-- start --

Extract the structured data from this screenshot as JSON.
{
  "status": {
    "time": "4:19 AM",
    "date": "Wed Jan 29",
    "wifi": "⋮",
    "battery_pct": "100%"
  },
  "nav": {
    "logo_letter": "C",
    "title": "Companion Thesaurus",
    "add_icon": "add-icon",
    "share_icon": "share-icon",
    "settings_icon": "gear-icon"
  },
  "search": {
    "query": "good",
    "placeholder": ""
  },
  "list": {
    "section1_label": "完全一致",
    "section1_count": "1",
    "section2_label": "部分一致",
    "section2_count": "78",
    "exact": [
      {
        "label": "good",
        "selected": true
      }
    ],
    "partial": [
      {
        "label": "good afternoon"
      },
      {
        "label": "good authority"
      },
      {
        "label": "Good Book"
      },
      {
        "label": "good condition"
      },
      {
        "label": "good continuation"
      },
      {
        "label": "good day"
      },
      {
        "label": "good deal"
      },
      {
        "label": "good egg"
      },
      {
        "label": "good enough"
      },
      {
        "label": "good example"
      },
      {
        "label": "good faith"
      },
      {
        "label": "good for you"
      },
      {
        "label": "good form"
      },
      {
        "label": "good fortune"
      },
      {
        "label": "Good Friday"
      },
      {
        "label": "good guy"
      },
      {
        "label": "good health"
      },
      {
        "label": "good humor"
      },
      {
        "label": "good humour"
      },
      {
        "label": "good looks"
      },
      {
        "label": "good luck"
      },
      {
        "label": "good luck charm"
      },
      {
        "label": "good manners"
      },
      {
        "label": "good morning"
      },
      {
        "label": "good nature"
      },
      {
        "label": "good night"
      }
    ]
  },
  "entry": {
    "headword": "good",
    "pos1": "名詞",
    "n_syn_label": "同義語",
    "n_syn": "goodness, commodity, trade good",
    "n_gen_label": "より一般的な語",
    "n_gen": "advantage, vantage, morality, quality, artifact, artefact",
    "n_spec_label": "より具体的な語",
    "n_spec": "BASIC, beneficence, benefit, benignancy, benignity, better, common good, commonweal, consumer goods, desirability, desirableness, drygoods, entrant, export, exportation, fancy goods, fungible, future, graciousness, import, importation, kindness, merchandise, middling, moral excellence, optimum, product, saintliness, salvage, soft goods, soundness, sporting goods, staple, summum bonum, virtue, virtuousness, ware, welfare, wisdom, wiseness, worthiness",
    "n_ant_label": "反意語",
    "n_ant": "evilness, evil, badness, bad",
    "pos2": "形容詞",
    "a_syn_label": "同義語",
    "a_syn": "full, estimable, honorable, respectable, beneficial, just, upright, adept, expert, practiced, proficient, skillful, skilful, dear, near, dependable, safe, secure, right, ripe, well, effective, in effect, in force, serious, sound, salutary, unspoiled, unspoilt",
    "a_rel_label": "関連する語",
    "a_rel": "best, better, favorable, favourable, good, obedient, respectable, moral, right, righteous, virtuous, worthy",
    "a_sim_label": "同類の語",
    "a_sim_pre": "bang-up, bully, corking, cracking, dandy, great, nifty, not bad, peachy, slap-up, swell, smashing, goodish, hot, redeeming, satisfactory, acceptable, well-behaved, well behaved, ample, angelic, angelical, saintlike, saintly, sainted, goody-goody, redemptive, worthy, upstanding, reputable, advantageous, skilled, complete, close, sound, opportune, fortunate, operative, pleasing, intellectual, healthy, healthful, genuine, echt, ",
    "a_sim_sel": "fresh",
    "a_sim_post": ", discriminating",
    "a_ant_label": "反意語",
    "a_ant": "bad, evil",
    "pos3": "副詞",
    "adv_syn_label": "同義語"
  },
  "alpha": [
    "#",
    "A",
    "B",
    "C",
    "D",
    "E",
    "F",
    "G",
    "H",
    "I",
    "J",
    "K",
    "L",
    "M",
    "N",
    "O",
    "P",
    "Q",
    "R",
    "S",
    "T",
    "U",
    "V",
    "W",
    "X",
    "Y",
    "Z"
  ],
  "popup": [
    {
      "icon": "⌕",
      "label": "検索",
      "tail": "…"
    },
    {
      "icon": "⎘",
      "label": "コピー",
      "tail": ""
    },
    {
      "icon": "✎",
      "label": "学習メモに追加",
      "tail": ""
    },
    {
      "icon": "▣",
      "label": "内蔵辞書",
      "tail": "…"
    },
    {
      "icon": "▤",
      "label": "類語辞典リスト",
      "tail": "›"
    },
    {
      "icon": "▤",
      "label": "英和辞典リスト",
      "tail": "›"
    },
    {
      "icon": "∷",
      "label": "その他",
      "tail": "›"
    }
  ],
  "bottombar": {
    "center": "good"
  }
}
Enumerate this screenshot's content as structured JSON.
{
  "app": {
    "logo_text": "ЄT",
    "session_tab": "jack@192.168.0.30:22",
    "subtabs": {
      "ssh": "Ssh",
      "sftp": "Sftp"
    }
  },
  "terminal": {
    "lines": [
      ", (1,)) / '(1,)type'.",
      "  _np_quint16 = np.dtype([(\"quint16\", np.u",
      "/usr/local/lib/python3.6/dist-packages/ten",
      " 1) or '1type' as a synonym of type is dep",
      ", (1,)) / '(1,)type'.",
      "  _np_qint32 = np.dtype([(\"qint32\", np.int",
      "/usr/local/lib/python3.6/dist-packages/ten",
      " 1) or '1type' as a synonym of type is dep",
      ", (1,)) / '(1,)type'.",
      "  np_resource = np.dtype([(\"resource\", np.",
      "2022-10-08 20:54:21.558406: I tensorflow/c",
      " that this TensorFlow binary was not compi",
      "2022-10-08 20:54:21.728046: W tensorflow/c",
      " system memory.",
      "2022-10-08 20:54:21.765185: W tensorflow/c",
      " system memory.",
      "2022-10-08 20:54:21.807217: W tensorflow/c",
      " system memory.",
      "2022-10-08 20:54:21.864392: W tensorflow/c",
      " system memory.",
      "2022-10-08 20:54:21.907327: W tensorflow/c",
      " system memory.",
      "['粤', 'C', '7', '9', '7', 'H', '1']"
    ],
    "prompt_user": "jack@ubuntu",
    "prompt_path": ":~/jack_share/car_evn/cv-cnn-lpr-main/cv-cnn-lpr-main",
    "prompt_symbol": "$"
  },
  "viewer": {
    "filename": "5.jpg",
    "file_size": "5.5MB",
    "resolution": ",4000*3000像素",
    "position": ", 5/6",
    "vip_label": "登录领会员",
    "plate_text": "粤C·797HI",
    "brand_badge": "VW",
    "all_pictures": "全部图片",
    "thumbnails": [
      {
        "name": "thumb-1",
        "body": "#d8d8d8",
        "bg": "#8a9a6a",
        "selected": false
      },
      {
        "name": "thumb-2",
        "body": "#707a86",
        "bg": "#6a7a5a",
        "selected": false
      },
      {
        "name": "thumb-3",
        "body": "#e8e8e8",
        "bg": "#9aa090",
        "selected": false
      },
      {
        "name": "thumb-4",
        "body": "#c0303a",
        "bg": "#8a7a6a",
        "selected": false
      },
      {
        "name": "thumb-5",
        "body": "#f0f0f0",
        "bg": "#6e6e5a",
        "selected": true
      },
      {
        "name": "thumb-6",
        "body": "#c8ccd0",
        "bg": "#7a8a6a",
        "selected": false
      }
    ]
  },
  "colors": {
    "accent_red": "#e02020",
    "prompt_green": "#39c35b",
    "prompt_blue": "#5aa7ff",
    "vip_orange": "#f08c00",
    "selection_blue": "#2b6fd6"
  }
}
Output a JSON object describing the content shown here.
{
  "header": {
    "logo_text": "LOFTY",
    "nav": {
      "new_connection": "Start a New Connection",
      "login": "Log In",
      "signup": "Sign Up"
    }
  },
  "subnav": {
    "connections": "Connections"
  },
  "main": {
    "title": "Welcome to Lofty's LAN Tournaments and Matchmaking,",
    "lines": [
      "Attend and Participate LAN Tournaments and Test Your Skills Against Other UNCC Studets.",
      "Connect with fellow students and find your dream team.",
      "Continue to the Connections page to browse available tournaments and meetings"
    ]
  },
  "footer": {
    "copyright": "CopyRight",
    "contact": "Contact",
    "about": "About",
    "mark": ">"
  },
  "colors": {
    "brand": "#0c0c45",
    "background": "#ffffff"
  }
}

-- end --

*Work to be completed*:
From the listing above, collect every line that mentions the word "body".

*Output*:
        "body": "#d8d8d8",
        "body": "#707a86",
        "body": "#e8e8e8",
        "body": "#c0303a",
        "body": "#f0f0f0",
        "body": "#c8ccd0",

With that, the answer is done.